Bekomme über die Konsole eine Error MEssage:

TypeError: $ is undefined
[Bei diesem Fehler anhalten] 	

$.mobile = {};

jquery....3.1.js (Zeile 26)


Google findet nix :-(


----------



## Jan-Frederik Stieler (5. Mai 2013)

Hi,
normalerweise sagt dies das kein jQuery geladen ist.
Soviel ich weiß benötigt jquery.mobile auch die Bibliothek.

Grüße


----------



## sight011 (5. Mai 2013)

Hi Jan,

ja genau das war das Problem, bzw. die Reihenfolge ist auch wichtig.

Erst die normale Libary (jquery)dann die mobile-libary(jquery-mobile).

Mittlerweile bin ich schon weiter. Das Problem ist aus dem weggeräumt.


Jetzt habe ich das Problem das es im Firefox läuft, aber auf sämtlichen mir bekannten Webkit Browsern (Chrome, Safari) nicht. :- (

Jemand ne Idee nach was ich googlen könnte?


P.S.: Habe dich neulich bei fb geaddet  (Erster NAme fängt mit A an)


----------



## Jan-Frederik Stieler (7. Mai 2013)

• AUFGABEN:
A: Kopiere aus dem Forenthread zum jQuery-Fehler wortgetreu den Abschnitt von „jquery....3.1.js (Zeile 26)“ bis „jQuery geladen ist.“.
B: Übersetze den Satz „Soviel ich weiß benötigt jquery.mobile auch die Bibliothek.“ aus dem Forenthread zum jQuery-Fehler ins Englische.
C: Führe den Forenthread zum jQuery-Fehler weiter, und zwar im Anschluss an seine letzte Zeile.

• BEREITGESTELLTES MATERIAL:
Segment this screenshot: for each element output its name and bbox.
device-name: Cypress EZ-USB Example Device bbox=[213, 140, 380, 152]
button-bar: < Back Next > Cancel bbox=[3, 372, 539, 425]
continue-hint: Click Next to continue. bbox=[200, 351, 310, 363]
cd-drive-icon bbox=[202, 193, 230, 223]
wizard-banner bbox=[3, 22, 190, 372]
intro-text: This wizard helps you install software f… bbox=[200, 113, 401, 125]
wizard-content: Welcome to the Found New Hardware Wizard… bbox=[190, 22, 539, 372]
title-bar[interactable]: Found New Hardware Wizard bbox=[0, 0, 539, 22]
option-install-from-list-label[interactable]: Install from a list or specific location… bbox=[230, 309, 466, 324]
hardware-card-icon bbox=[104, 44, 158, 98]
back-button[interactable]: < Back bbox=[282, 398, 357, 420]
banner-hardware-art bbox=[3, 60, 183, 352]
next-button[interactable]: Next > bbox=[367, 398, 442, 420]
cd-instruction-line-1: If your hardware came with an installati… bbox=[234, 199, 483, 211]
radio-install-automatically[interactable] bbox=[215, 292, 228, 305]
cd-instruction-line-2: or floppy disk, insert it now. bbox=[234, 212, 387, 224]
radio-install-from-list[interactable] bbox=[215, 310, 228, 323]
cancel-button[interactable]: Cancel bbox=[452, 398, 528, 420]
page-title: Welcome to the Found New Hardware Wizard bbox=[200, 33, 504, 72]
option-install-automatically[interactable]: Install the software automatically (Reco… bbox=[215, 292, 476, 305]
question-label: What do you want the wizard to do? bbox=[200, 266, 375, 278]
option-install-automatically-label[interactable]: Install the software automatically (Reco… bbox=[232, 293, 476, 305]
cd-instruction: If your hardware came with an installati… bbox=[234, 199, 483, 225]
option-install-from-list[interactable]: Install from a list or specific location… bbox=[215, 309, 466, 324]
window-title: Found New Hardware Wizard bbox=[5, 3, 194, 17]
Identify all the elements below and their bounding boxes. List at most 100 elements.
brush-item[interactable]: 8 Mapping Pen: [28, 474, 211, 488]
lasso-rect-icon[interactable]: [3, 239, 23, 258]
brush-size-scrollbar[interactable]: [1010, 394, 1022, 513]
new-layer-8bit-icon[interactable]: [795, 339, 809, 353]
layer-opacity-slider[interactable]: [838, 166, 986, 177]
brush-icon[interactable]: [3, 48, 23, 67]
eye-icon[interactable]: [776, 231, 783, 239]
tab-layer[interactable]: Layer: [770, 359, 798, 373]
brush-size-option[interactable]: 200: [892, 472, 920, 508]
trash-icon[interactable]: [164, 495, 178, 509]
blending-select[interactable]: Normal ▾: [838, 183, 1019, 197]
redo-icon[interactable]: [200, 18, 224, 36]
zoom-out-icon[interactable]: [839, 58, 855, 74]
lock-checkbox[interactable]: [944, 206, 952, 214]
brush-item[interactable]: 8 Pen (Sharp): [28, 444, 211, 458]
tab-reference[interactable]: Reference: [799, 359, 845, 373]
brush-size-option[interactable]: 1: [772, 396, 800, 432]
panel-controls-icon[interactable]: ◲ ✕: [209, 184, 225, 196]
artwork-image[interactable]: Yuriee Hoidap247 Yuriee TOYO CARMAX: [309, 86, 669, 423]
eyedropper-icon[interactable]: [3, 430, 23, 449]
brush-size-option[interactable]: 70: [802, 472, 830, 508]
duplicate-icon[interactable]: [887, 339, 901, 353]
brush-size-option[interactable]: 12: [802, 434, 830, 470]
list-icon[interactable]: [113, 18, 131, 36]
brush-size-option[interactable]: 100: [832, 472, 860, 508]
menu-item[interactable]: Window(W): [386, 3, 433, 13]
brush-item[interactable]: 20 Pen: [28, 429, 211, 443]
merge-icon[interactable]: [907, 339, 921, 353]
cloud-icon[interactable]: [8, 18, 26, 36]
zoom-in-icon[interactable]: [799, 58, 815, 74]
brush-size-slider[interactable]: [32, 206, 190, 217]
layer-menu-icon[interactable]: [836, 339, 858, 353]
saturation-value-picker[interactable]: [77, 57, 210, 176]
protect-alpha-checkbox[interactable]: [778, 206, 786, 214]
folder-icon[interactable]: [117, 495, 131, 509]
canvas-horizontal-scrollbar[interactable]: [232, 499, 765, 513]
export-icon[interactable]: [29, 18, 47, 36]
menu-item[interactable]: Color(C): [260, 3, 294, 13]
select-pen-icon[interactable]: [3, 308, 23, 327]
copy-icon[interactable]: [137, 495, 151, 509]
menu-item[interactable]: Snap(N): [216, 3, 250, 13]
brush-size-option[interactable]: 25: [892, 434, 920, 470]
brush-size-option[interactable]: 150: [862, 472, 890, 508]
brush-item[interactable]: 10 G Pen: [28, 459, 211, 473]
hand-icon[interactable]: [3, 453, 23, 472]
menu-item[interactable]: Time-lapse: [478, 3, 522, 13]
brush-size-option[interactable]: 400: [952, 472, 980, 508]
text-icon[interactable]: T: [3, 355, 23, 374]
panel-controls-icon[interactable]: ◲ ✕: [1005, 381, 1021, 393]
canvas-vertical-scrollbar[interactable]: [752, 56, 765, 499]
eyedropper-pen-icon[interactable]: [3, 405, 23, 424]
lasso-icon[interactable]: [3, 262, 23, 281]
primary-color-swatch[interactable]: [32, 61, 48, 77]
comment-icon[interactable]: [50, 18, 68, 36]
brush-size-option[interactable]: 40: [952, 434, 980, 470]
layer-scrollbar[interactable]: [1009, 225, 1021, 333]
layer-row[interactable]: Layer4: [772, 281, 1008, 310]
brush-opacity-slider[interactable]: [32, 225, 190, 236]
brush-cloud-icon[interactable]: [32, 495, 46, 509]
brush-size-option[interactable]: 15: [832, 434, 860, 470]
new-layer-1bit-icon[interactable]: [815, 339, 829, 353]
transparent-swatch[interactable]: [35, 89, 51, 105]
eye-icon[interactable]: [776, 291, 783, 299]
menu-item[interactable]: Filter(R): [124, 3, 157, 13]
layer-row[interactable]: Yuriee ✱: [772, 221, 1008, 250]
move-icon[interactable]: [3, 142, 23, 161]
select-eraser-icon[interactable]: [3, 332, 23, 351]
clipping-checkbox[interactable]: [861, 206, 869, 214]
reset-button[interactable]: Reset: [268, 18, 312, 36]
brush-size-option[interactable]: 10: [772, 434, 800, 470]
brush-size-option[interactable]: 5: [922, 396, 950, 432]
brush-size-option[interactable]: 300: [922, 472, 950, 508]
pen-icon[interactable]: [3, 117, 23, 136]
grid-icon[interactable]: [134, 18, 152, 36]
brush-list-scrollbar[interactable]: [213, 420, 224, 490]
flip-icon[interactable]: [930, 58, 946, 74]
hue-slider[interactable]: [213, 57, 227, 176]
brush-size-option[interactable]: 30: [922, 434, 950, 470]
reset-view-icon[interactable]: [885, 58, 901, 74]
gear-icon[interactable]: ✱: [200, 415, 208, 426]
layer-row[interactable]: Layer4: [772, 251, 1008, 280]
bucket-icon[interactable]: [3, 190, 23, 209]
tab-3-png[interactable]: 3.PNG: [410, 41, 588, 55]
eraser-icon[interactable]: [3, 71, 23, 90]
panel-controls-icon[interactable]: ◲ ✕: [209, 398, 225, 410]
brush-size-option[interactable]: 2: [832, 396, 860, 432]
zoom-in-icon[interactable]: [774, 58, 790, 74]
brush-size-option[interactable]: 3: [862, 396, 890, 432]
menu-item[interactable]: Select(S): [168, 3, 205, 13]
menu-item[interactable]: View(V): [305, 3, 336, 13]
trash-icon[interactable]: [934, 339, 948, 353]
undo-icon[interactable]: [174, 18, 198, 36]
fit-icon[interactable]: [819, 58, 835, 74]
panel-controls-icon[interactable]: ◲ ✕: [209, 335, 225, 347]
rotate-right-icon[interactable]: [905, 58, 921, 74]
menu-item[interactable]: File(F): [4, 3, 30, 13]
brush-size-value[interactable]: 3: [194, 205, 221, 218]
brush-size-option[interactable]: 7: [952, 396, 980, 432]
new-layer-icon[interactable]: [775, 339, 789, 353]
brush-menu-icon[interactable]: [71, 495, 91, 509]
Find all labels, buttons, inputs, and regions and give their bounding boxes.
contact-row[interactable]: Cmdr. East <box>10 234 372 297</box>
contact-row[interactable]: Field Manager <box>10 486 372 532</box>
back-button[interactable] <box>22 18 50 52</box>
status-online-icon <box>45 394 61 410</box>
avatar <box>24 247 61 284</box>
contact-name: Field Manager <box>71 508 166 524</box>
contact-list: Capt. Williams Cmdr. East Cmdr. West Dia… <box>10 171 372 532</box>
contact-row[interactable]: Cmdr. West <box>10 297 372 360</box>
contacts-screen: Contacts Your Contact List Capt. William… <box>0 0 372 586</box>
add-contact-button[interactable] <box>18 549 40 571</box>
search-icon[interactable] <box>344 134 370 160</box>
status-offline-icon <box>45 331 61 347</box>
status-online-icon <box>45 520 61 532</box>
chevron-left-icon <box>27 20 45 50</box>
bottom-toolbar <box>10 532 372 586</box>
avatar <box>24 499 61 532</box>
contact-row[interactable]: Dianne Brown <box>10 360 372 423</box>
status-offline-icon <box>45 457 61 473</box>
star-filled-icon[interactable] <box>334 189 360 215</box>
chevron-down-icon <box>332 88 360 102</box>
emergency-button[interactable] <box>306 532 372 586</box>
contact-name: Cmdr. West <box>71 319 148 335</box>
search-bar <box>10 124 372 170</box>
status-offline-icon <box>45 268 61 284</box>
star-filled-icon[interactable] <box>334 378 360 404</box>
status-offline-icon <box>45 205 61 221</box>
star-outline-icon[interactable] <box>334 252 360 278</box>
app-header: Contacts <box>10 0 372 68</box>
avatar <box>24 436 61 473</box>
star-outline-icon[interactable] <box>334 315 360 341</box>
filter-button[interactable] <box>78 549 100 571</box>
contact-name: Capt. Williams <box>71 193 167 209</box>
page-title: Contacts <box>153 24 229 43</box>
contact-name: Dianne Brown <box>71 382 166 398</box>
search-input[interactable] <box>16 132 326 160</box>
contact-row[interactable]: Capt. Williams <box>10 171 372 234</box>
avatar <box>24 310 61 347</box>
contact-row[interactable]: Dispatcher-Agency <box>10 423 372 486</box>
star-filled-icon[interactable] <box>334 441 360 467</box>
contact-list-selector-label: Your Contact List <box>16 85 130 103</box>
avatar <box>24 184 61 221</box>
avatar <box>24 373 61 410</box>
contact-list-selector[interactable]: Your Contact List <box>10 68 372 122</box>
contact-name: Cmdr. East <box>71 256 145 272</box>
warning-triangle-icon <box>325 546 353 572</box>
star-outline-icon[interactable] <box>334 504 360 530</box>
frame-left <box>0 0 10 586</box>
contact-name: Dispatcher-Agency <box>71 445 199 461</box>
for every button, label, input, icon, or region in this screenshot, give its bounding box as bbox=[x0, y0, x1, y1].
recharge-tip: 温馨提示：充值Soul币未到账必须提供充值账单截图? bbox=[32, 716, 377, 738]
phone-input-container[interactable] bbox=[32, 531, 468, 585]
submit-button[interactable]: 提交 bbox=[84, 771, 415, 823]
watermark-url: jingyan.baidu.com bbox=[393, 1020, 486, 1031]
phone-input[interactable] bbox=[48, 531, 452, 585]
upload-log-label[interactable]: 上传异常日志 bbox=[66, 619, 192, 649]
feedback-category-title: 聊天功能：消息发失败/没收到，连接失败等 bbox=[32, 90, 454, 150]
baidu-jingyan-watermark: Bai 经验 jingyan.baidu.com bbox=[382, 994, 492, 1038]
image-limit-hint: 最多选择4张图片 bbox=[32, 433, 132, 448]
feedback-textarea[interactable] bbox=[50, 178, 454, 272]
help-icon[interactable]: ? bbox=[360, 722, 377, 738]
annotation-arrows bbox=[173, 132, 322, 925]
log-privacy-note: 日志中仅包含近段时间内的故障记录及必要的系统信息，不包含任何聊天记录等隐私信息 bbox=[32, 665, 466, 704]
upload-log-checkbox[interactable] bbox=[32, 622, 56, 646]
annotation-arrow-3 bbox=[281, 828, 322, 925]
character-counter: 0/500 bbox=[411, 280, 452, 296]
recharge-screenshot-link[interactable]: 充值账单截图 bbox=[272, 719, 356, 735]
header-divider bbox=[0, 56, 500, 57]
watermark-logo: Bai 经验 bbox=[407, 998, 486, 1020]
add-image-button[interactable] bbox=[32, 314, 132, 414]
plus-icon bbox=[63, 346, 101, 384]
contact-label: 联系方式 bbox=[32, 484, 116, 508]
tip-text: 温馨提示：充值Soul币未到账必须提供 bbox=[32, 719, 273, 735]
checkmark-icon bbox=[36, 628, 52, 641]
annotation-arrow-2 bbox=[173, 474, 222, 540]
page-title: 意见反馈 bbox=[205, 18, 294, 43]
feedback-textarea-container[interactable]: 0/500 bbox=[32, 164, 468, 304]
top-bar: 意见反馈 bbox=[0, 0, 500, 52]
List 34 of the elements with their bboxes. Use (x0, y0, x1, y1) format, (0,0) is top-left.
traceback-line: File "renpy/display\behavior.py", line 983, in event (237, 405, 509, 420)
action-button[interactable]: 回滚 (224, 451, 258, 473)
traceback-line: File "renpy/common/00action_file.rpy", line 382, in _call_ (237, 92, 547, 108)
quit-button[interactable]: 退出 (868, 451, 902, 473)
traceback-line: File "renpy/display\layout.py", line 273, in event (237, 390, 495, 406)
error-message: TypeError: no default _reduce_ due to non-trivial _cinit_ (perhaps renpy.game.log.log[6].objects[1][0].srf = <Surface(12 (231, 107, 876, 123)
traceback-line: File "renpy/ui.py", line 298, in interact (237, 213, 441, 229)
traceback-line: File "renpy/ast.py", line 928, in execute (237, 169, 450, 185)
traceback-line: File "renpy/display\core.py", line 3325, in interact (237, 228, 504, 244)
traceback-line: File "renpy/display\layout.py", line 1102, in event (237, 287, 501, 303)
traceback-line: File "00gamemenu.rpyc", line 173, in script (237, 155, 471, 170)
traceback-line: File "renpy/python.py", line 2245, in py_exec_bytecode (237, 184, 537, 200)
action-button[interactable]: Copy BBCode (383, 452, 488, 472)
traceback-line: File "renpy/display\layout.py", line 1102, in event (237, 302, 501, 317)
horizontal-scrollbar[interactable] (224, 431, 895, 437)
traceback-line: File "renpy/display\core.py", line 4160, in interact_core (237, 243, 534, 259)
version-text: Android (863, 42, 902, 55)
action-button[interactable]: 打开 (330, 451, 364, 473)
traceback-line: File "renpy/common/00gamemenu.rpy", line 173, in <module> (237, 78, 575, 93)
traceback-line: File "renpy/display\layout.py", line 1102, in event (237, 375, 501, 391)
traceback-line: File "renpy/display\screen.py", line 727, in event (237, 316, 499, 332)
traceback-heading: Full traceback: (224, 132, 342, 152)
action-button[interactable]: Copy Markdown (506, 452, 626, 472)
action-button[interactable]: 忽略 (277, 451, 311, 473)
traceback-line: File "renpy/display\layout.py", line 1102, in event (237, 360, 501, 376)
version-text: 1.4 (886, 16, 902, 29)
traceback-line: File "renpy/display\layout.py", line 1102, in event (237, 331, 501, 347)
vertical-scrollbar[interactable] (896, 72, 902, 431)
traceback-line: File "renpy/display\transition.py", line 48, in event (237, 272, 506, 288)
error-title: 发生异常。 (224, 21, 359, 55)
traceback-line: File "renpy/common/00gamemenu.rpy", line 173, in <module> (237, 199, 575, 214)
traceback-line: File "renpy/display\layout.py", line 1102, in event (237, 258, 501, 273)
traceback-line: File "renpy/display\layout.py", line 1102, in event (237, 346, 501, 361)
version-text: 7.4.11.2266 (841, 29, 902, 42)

• ERGEBNISSE JE AUFGABE:
A:
jquery....3.1.js (Zeile 26)


Google findet nix :-(


----------



## Jan-Frederik Stieler (5. Mai 2013)

Hi,
normalerweise sagt dies das kein jQuery geladen ist.

B: As far as I know, jquery.mobile also needs the library.

C:
Hi,
als erstes sorg mal dafür das dein JS erst ausgeführt wird wenn die DOM gelden ist.
Hierzu siehe http://api.jquery.com/ready/.

Also bei mir im JSBin funktioniert das auch im Webkit: http://jsbin.com/unigot/1
Deine Seite funktioniert bei mir im Chrome nur teilweise. Ich kann die rechte Sidebar raussliden lassen aber das wars dann.

Ich weiß jetzt leider nicht so ganz woran das liegen kann. Am besten du schmeißt mal deine ganzen CSS-Dateien raus und reduzierst den Code auf das allernötigste.
Dann kannst du auch mittels console.log(), zumindest im Chrome, die Ausgabe von javascript überprüfen.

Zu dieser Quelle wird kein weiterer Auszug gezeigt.